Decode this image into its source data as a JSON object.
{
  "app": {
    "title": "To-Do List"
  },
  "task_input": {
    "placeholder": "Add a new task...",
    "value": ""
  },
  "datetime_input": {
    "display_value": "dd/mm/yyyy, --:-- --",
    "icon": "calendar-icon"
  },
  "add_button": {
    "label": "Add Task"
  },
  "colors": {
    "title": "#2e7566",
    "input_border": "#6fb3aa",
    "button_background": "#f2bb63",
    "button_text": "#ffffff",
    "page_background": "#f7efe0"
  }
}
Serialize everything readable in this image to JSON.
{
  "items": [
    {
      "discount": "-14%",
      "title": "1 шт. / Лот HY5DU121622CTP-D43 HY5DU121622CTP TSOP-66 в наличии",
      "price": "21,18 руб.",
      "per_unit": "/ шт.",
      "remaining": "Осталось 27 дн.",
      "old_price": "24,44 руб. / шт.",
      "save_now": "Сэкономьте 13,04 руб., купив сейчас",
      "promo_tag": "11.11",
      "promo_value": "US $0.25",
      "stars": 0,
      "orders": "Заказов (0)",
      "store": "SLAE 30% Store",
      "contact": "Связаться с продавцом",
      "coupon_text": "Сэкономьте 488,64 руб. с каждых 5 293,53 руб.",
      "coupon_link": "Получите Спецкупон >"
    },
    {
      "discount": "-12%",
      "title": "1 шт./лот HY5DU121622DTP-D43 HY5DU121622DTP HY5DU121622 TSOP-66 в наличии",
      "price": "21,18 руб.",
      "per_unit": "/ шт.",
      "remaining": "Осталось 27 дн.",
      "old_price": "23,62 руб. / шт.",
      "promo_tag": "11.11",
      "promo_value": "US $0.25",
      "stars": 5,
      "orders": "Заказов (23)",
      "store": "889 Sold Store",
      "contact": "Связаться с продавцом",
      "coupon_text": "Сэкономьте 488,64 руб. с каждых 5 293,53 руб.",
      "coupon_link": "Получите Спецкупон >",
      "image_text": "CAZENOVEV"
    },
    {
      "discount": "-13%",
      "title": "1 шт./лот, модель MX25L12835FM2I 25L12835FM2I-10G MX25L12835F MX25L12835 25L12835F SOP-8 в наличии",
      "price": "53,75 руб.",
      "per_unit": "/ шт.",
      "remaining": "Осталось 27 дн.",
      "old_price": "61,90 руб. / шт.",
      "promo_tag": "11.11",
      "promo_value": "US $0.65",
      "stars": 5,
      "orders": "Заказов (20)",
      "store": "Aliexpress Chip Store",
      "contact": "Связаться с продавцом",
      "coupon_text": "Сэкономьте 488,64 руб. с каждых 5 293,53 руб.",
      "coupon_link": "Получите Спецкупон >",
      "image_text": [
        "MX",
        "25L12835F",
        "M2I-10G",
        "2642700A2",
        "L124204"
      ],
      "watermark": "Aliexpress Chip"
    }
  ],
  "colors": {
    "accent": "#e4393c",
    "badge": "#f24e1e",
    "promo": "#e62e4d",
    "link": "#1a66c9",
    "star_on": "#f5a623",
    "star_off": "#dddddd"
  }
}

---

> **What to do**:
Go through the listing and copy all of it exactly.

> **Exercise solution**:
Decode this image into its source data as a JSON object.
{
  "app": {
    "title": "To-Do List"
  },
  "task_input": {
    "placeholder": "Add a new task...",
    "value": ""
  },
  "datetime_input": {
    "display_value": "dd/mm/yyyy, --:-- --",
    "icon": "calendar-icon"
  },
  "add_button": {
    "label": "Add Task"
  },
  "colors": {
    "title": "#2e7566",
    "input_border": "#6fb3aa",
    "button_background": "#f2bb63",
    "button_text": "#ffffff",
    "page_background": "#f7efe0"
  }
}
Serialize everything readable in this image to JSON.
{
  "items": [
    {
      "discount": "-14%",
      "title": "1 шт. / Лот HY5DU121622CTP-D43 HY5DU121622CTP TSOP-66 в наличии",
      "price": "21,18 руб.",
      "per_unit": "/ шт.",
      "remaining": "Осталось 27 дн.",
      "old_price": "24,44 руб. / шт.",
      "save_now": "Сэкономьте 13,04 руб., купив сейчас",
      "promo_tag": "11.11",
      "promo_value": "US $0.25",
      "stars": 0,
      "orders": "Заказов (0)",
      "store": "SLAE 30% Store",
      "contact": "Связаться с продавцом",
      "coupon_text": "Сэкономьте 488,64 руб. с каждых 5 293,53 руб.",
      "coupon_link": "Получите Спецкупон >"
    },
    {
      "discount": "-12%",
      "title": "1 шт./лот HY5DU121622DTP-D43 HY5DU121622DTP HY5DU121622 TSOP-66 в наличии",
      "price": "21,18 руб.",
      "per_unit": "/ шт.",
      "remaining": "Осталось 27 дн.",
      "old_price": "23,62 руб. / шт.",
      "promo_tag": "11.11",
      "promo_value": "US $0.25",
      "stars": 5,
      "orders": "Заказов (23)",
      "store": "889 Sold Store",
      "contact": "Связаться с продавцом",
      "coupon_text": "Сэкономьте 488,64 руб. с каждых 5 293,53 руб.",
      "coupon_link": "Получите Спецкупон >",
      "image_text": "CAZENOVEV"
    },
    {
      "discount": "-13%",
      "title": "1 шт./лот, модель MX25L12835FM2I 25L12835FM2I-10G MX25L12835F MX25L12835 25L12835F SOP-8 в наличии",
      "price": "53,75 руб.",
      "per_unit": "/ шт.",
      "remaining": "Осталось 27 дн.",
      "old_price": "61,90 руб. / шт.",
      "promo_tag": "11.11",
      "promo_value": "US $0.65",
      "stars": 5,
      "orders": "Заказов (20)",
      "store": "Aliexpress Chip Store",
      "contact": "Связаться с продавцом",
      "coupon_text": "Сэкономьте 488,64 руб. с каждых 5 293,53 руб.",
      "coupon_link": "Получите Спецкупон >",
      "image_text": [
        "MX",
        "25L12835F",
        "M2I-10G",
        "2642700A2",
        "L124204"
      ],
      "watermark": "Aliexpress Chip"
    }
  ],
  "colors": {
    "accent": "#e4393c",
    "badge": "#f24e1e",
    "promo": "#e62e4d",
    "link": "#1a66c9",
    "star_on": "#f5a623",
    "star_off": "#dddddd"
  }
}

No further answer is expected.